§ What needs to be done
Reproduce exactly the lines from the one containing "What does this" through the end of the listing, minus the pictures.
#### Recorded data ####
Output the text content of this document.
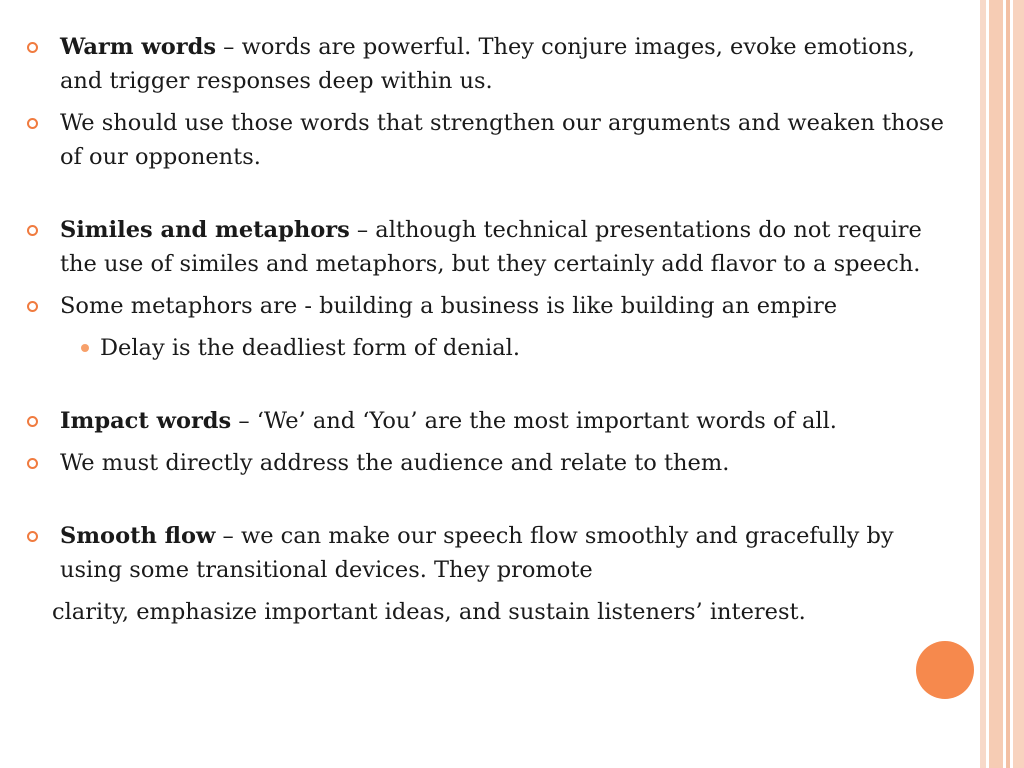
Warm words – words are powerful. They conjure images, evoke emotions, and trigger responses deep within us.
We should use those words that strengthen our arguments and weaken those of our opponents.
Similes and metaphors – although technical presentations do not require the use of similes and metaphors, but they certainly add flavor to a speech.
Some metaphors are - building a business is like building an empire
Delay is the deadliest form of denial.
Impact words – ‘We’ and ‘You’ are the most important words of all.
We must directly address the audience and relate to them.
Smooth flow – we can make our speech flow smoothly and gracefully by using some transitional devices. They promote
clarity, emphasize important ideas, and sustain listeners’ interest.
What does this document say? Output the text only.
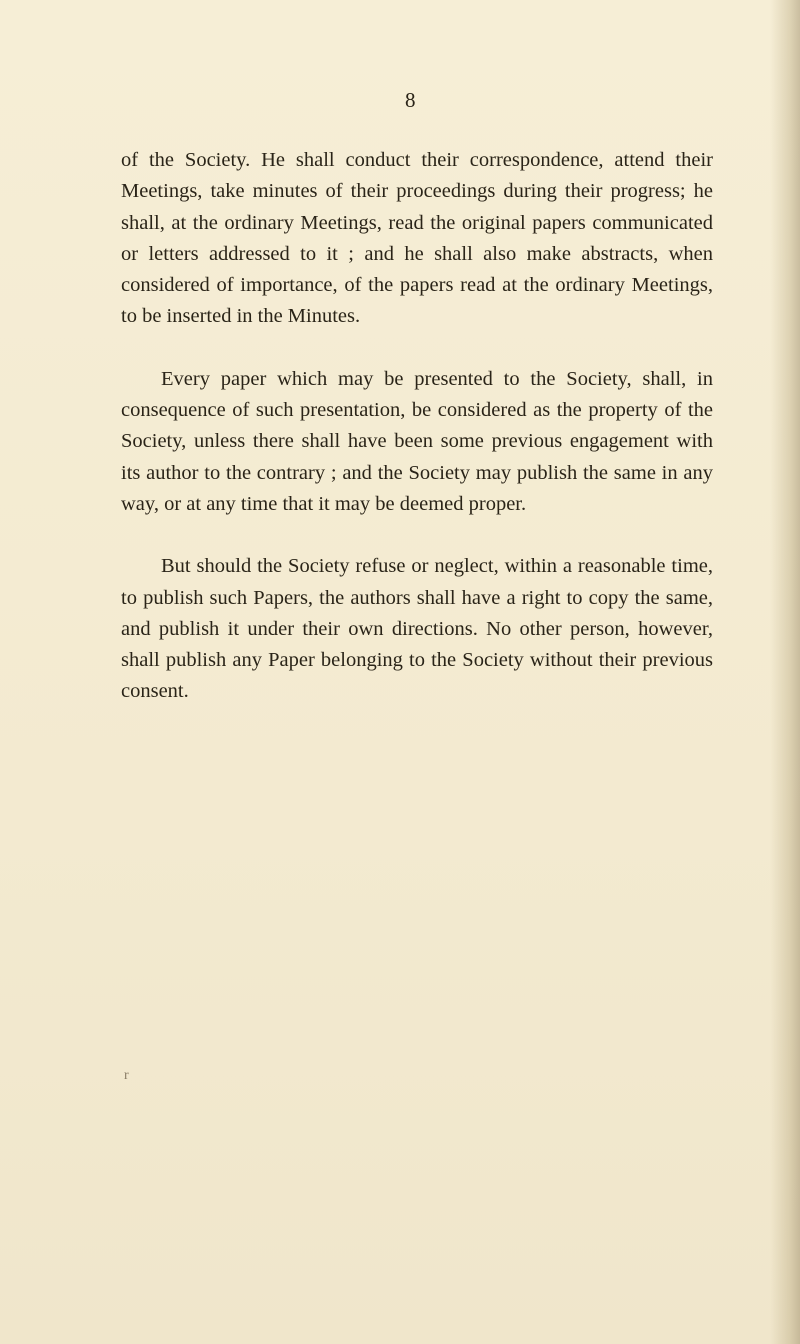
8

of the Society. He shall conduct their correspondence, attend their Meetings, take minutes of their proceedings during their progress; he shall, at the ordinary Meetings, read the original papers communicated or letters addressed to it ; and he shall also make abstracts, when considered of importance, of the papers read at the ordinary Meetings, to be inserted in the Minutes.

Every paper which may be presented to the Society, shall, in consequence of such presentation, be considered as the property of the Society, unless there shall have been some previous engagement with its author to the contrary ; and the Society may publish the same in any way, or at any time that it may be deemed proper.

But should the Society refuse or neglect, within a reasonable time, to publish such Papers, the authors shall have a right to copy the same, and publish it under their own directions. No other person, however, shall publish any Paper belonging to the Society without their previous consent.

r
####
§ Result of this task
What does this document say? Output the text only.
8

of the Society. He shall conduct their correspondence, attend their Meetings, take minutes of their proceedings during their progress; he shall, at the ordinary Meetings, read the original papers communicated or letters addressed to it ; and he shall also make abstracts, when considered of importance, of the papers read at the ordinary Meetings, to be inserted in the Minutes.

Every paper which may be presented to the Society, shall, in consequence of such presentation, be considered as the property of the Society, unless there shall have been some previous engagement with its author to the contrary ; and the Society may publish the same in any way, or at any time that it may be deemed proper.

But should the Society refuse or neglect, within a reasonable time, to publish such Papers, the authors shall have a right to copy the same, and publish it under their own directions. No other person, however, shall publish any Paper belonging to the Society without their previous consent.

r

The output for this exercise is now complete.